The telemetry platform sharded the bucket collection without pre-splitting. All initial data landed on the primary shard. The balancer spent 14 hours migrating chunks to achieve even distribution. During those 14 hours, the primary shard ran at 95% I/O utilization.

The Cause

When a collection is first sharded, all existing data resides on the primary shard in a single chunk. As data grows and the chunk exceeds 128 MB, MongoDB splits it. The balancer then migrates chunks to other shards. For a collection with 500 GB of existing data, this means:

  1. The auto-splitter creates approximately 4,000 chunks (500 GB / 128 MB).
  2. The balancer migrates approximately 3,000 chunks to other shards (keeping ~1,000 on the primary shard in a 4-shard cluster).
  3. Each migration involves reading from the primary shard, transferring over the network, writing to the target shard.
  4. At ~30 seconds per migration with two concurrent migrations, rebalancing takes: 3,000 / 2 * 30s = 12.5 hours.

The Benchmark

Compare three approaches for sharding a 500 GB collection:

ApproachTime to balancedPrimary shard peak I/ORead latency during rebalance
Shard then let balancer work14 hours95%4x baseline
Pre-split before inserting data0 (balanced from start)35%1x baseline
Pre-split and manual distribution0 (balanced from start)30%1x baseline

The Fix

Pre-split before inserting data.

◆ **REQUEST**:
Extend the write-up on sharding a MongoDB collection without pre-splitting, picking up right after its last line.

◆ **PROVIDED MATERIAL**:
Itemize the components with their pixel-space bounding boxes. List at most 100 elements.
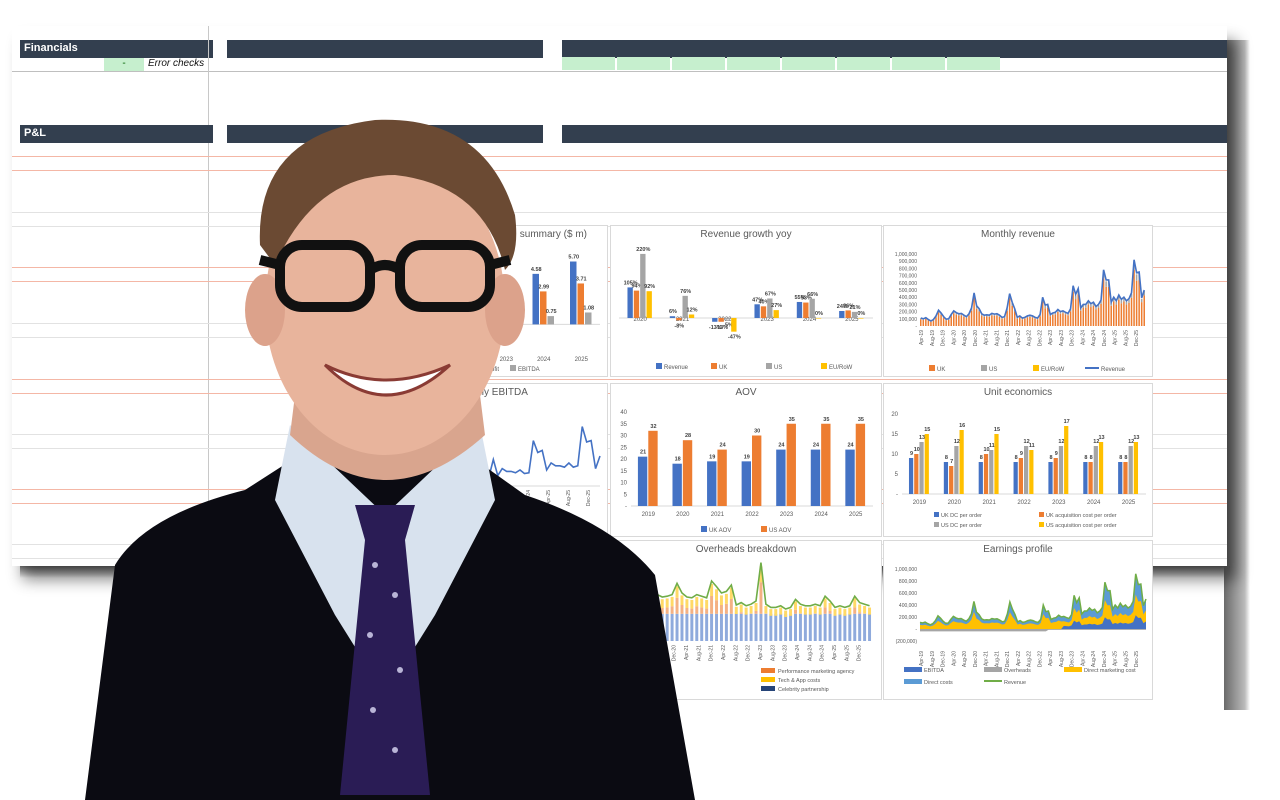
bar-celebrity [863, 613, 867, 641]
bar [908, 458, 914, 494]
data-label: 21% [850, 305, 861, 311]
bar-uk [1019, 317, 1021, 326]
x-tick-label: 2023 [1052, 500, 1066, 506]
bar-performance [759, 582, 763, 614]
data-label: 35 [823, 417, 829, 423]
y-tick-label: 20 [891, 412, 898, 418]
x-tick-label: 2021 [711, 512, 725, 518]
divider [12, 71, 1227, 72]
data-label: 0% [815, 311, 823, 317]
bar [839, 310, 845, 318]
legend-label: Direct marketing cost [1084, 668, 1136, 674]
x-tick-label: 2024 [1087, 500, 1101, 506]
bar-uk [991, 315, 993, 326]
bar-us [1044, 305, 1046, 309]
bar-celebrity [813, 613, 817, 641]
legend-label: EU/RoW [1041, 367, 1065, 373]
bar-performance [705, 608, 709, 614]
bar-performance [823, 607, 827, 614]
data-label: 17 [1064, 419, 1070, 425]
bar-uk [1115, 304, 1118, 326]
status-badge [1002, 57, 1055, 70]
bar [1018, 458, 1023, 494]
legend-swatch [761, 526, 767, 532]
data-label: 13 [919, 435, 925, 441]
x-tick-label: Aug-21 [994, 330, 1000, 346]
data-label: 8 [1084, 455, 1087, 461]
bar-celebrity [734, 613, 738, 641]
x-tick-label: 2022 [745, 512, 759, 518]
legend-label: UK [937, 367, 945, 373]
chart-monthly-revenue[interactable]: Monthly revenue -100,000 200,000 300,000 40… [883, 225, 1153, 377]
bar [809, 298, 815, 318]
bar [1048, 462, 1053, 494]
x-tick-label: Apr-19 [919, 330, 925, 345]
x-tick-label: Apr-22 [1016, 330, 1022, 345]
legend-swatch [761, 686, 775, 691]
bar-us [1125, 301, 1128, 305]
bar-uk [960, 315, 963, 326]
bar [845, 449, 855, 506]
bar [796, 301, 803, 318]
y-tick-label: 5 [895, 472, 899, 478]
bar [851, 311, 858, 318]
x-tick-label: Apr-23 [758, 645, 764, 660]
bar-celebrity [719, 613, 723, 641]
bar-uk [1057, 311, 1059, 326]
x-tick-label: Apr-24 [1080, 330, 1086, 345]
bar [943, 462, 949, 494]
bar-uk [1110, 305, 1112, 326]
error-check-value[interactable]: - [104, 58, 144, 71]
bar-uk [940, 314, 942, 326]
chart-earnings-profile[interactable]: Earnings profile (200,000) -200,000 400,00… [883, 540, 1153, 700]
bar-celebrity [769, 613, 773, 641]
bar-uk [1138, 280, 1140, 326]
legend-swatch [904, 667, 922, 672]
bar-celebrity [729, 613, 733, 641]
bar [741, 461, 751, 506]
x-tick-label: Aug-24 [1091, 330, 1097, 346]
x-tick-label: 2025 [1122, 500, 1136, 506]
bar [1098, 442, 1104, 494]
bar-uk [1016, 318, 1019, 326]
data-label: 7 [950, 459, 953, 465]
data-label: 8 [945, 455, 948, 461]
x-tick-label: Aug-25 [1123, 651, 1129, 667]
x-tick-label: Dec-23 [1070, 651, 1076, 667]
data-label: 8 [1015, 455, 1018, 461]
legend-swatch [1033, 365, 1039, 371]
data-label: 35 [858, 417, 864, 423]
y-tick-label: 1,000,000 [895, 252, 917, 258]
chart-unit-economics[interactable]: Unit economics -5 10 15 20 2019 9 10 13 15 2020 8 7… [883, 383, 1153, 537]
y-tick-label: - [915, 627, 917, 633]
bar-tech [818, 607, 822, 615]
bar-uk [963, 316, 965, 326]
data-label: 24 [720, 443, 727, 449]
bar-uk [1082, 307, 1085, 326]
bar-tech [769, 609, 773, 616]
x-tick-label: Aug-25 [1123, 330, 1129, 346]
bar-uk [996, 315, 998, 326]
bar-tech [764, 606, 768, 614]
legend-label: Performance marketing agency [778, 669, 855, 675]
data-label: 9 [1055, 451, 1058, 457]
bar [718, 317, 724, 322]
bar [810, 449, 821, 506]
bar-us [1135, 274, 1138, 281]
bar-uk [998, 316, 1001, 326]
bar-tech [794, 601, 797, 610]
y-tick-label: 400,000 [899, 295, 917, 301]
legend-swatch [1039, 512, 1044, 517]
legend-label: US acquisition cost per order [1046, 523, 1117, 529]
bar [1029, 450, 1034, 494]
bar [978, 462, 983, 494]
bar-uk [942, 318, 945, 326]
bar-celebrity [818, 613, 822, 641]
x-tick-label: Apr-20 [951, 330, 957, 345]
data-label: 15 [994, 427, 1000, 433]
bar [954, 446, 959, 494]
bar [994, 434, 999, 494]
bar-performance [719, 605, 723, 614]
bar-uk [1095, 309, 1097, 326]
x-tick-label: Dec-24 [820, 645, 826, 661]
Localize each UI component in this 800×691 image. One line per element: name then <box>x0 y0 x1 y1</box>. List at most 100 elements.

◆ **ANSWER FOR THIS EXERCISE**:
For the telemetry platform, the sensorId range is known (sensor-00000 through sensor-09999). Pre-split the collection into equal ranges before any data is inserted:

// Shard the empty collection
sh.shardCollection("telemetry.buckets_5min", { sensorId: 1, bucketStart: 1 })

// Pre-split into 16 chunks (4 per shard on a 4-shard cluster)
var boundaries = [];
for (var i = 0; i < 16; i++) {
  var sensorNum = Math.floor((i / 16) * 10000);
  var sensorId = "sensor-" + String(sensorNum).padStart(5, "0");
  boundaries.push({ sensorId: sensorId, bucketStart: MinKey });
}

for (var i = 0; i < boundaries.length; i++) {
  sh.splitAt("telemetry.buckets_5min", boundaries[i]);
}

// Verify chunk distribution
db.getSiblingDB("config").chunks.aggregate([
  { $match: { ns: "telemetry.buckets_5min" } },
  { $group: { _id: "$shard", count: { $sum: 1 } } }
])
// Output: each shard has 4 chunks

Tune chunk size for the workload.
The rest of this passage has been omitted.